▶ [DATASET RECORDS]:
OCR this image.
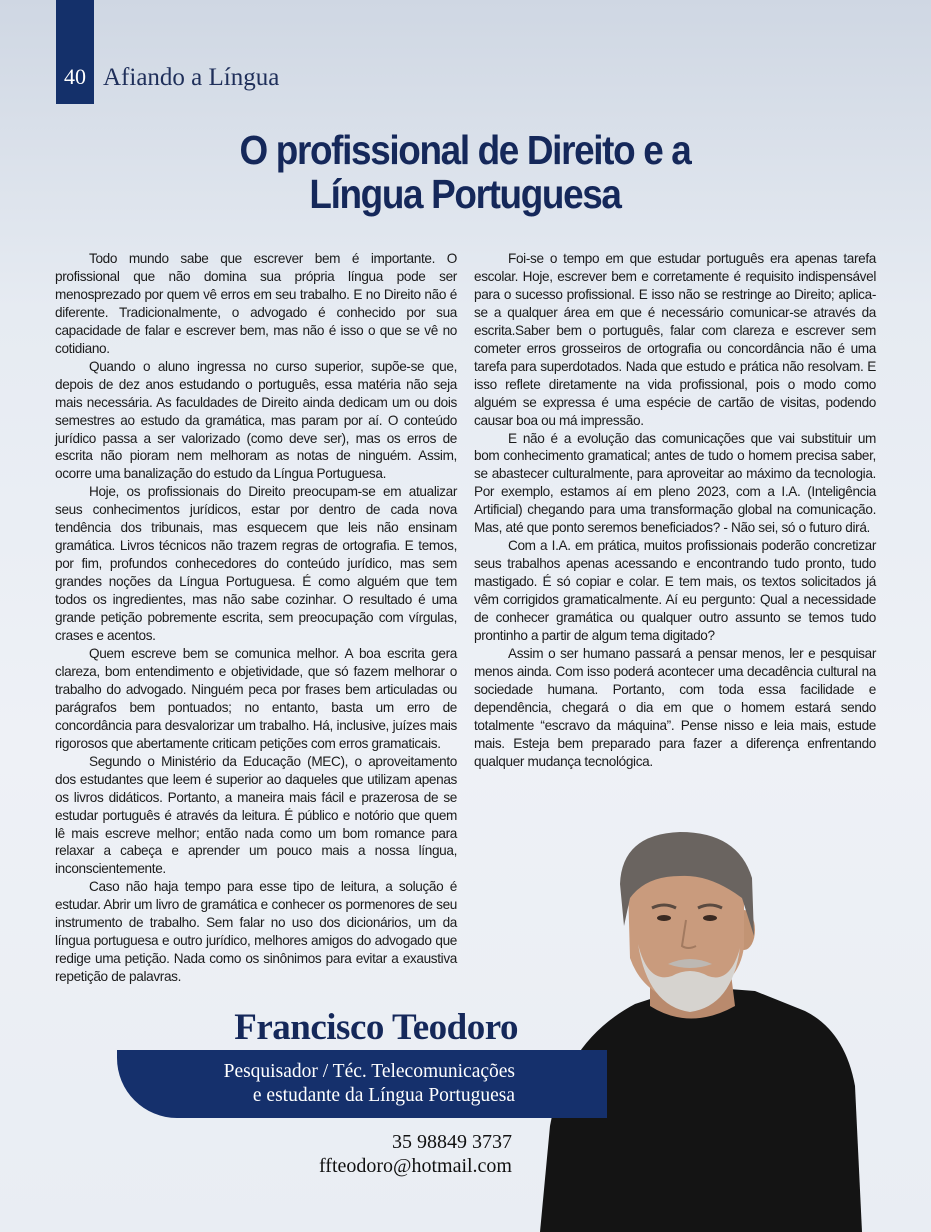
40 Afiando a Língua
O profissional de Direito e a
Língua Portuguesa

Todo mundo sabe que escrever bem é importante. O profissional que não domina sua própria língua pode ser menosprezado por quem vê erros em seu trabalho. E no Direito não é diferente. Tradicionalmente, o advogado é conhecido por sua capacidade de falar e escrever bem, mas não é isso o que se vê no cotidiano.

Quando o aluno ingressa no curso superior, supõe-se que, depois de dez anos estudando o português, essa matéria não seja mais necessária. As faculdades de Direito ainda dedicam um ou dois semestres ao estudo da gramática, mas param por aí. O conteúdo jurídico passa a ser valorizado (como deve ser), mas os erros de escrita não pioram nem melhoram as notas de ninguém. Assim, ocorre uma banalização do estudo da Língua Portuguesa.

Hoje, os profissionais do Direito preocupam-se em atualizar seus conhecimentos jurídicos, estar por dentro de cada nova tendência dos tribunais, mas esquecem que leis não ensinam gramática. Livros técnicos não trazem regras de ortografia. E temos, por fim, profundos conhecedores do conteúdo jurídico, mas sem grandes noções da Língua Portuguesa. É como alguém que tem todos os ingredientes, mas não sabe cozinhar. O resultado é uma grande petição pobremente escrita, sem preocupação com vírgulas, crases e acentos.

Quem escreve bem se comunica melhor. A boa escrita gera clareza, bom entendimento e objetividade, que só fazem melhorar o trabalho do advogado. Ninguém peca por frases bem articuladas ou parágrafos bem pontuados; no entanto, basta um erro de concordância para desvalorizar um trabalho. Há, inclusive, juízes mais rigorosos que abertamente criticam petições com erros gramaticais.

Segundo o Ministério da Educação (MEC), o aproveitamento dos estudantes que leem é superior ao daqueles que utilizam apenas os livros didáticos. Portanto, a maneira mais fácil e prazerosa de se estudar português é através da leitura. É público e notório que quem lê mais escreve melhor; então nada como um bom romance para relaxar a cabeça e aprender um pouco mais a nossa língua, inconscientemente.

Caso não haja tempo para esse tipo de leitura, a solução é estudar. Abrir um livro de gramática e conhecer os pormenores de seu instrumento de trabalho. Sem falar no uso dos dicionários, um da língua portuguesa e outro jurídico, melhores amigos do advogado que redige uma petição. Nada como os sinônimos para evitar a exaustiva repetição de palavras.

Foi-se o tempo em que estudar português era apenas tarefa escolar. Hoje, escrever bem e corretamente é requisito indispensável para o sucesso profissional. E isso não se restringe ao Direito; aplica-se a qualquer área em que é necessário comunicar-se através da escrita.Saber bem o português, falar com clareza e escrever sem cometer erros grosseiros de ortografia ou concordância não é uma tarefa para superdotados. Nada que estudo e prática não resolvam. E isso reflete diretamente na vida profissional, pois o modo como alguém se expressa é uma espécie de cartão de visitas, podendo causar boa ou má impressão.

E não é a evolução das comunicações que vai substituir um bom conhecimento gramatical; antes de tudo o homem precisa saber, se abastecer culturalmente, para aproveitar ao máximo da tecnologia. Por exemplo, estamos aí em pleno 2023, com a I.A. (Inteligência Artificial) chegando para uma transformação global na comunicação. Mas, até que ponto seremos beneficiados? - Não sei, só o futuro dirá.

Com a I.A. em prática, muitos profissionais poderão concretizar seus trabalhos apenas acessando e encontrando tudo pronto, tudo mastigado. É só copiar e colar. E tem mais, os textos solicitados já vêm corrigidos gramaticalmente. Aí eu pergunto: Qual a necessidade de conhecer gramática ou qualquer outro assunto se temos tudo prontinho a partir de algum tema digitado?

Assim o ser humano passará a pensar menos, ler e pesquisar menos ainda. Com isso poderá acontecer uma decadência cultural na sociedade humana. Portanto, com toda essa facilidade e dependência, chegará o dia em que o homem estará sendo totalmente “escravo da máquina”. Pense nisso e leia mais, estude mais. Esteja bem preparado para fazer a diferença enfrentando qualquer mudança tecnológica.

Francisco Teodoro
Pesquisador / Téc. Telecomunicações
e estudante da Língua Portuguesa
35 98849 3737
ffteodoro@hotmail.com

▶ [WHAT YOU SHOULD DO]: Among the entries above, how many lines include the word "profissional"? Give the number with no comment.

▶ [IN RESPONSE]: 3